━━ RAW DATA
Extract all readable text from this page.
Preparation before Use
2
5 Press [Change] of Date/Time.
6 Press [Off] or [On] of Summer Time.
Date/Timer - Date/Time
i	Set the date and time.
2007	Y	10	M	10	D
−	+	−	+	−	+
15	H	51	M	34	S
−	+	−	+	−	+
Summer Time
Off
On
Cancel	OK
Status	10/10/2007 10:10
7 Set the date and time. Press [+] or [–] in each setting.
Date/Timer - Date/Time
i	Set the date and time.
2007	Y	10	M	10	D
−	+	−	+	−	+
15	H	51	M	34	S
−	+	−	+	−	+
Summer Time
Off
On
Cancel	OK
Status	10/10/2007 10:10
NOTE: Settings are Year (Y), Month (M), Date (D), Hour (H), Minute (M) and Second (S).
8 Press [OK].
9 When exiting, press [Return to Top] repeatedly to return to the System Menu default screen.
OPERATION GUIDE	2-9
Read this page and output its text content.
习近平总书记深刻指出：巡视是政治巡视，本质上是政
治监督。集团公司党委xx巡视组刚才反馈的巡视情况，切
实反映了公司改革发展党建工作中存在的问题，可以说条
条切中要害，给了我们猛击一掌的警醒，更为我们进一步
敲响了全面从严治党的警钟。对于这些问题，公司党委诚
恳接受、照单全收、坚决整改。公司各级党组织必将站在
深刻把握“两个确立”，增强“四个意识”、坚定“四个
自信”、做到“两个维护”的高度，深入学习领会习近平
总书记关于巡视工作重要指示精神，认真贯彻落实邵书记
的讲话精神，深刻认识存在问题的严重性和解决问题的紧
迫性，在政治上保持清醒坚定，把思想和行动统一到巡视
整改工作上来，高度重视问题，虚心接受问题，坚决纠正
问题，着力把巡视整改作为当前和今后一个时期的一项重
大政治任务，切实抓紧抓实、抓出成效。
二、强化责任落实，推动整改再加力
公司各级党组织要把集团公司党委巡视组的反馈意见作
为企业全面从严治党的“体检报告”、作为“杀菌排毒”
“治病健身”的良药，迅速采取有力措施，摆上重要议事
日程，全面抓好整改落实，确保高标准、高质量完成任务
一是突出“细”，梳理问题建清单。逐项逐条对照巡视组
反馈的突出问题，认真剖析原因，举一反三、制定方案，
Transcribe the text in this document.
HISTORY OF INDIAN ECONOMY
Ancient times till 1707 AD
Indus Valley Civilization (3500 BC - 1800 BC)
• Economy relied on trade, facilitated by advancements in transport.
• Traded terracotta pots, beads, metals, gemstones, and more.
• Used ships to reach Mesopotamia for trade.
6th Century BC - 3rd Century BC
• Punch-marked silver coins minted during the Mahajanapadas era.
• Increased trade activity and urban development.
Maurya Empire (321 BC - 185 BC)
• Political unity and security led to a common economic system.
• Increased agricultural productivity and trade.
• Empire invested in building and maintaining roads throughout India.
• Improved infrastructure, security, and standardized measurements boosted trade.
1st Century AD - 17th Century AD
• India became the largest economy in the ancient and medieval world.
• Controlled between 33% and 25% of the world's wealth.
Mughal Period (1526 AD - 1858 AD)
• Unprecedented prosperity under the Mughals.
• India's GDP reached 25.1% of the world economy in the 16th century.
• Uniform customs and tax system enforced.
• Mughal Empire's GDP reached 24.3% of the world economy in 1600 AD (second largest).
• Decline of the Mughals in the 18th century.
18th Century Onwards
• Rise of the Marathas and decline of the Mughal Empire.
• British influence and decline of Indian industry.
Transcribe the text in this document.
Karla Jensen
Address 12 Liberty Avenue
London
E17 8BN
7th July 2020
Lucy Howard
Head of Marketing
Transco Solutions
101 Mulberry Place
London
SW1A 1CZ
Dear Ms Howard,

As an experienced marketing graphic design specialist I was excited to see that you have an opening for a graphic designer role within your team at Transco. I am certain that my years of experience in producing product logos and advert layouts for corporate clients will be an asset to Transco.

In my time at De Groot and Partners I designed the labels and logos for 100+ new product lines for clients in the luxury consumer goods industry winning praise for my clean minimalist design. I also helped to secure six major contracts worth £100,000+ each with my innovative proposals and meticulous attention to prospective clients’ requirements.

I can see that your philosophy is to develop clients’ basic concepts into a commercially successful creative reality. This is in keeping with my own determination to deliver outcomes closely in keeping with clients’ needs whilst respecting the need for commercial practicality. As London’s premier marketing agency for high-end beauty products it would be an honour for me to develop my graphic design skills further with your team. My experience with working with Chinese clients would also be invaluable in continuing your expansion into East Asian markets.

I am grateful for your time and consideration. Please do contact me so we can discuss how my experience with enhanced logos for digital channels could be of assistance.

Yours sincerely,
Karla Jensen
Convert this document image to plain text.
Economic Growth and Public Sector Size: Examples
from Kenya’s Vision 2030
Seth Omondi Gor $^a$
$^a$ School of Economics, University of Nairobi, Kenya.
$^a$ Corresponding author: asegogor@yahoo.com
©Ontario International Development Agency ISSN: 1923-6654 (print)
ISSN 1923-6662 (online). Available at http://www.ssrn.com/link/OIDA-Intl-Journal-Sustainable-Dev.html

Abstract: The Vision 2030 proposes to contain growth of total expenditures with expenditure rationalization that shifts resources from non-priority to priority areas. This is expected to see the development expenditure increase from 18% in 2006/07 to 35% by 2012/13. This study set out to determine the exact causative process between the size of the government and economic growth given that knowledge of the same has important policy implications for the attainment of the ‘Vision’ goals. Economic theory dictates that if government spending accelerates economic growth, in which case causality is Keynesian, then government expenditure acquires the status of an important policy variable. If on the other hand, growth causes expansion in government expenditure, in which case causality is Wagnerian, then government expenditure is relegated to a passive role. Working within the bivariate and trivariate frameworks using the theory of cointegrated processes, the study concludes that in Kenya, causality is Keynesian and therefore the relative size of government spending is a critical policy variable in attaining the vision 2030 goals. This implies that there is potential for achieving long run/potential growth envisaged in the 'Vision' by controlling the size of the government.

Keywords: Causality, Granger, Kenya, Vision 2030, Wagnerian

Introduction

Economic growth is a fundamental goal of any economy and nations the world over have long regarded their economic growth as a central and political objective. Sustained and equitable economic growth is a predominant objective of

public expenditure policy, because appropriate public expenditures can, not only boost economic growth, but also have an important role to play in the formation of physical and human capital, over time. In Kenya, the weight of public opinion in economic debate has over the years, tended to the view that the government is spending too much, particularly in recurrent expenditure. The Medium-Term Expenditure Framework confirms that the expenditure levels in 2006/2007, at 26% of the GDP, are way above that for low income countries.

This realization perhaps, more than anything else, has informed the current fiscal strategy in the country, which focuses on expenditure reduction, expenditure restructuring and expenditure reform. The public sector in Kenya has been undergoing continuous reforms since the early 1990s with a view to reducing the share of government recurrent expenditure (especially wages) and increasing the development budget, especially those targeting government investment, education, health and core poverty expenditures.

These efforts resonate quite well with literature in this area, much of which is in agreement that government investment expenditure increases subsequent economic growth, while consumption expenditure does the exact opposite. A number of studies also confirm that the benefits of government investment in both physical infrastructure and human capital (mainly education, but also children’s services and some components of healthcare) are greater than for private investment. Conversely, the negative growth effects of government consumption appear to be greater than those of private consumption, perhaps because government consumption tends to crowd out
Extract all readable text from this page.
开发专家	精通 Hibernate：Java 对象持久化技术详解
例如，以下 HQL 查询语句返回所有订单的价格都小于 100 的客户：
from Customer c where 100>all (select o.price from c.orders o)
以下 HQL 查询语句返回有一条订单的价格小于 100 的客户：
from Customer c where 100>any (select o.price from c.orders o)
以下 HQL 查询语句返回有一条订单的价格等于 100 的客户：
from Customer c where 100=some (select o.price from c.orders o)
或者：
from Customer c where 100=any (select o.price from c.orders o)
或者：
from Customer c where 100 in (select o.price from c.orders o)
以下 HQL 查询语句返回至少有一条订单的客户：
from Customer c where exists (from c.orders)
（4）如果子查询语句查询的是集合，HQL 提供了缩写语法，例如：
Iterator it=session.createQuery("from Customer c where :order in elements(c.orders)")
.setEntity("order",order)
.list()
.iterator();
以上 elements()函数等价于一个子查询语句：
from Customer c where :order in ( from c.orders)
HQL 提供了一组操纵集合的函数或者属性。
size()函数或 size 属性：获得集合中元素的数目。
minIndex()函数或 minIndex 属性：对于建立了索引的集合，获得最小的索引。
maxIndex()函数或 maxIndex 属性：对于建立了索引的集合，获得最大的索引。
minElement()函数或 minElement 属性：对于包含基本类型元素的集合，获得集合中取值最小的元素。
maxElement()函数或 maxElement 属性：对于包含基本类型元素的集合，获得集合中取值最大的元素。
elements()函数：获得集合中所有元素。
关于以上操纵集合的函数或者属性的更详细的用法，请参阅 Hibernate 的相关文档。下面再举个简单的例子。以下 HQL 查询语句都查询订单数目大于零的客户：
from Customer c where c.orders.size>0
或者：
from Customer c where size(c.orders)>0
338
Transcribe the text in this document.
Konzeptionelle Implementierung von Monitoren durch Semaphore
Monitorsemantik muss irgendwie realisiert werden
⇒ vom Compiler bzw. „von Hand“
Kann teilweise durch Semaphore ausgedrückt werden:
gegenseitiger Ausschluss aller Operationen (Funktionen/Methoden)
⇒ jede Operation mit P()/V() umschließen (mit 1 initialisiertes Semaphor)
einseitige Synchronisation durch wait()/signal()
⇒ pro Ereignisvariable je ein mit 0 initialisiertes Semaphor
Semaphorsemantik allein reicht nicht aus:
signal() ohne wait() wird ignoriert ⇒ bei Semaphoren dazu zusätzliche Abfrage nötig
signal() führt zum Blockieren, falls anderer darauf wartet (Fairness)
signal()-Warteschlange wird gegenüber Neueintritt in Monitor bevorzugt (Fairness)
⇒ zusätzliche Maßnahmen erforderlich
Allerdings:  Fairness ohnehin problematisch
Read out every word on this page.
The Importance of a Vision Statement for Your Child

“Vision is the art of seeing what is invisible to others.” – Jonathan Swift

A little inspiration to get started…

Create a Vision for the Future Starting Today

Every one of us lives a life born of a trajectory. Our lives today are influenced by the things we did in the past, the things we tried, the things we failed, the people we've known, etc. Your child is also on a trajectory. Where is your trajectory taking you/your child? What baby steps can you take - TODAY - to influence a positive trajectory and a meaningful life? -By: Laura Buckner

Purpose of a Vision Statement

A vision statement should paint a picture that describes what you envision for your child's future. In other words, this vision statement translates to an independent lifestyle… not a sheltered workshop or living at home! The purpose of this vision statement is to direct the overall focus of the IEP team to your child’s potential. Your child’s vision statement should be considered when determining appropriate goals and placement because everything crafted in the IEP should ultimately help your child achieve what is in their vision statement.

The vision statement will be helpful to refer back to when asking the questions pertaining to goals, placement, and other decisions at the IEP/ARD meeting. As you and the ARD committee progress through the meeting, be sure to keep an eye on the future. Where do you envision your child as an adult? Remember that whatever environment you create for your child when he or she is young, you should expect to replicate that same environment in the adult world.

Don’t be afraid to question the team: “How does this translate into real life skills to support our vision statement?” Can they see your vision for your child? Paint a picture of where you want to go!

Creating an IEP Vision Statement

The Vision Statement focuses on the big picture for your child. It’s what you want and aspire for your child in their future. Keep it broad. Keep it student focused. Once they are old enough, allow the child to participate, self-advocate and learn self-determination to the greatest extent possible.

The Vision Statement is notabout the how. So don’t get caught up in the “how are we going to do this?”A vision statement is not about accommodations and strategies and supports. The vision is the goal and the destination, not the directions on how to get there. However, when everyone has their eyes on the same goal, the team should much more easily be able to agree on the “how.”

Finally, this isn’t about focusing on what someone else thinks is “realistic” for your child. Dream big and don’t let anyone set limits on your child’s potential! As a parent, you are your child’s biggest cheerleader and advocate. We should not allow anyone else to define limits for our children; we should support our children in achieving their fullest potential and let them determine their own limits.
━━━━
Identify each line holding the string "elements", and copy it out.

Iterator it=session.createQuery("from Customer c where :order in elements(c.orders)")
以上 elements()函数等价于一个子查询语句：
elements()函数：获得集合中所有元素。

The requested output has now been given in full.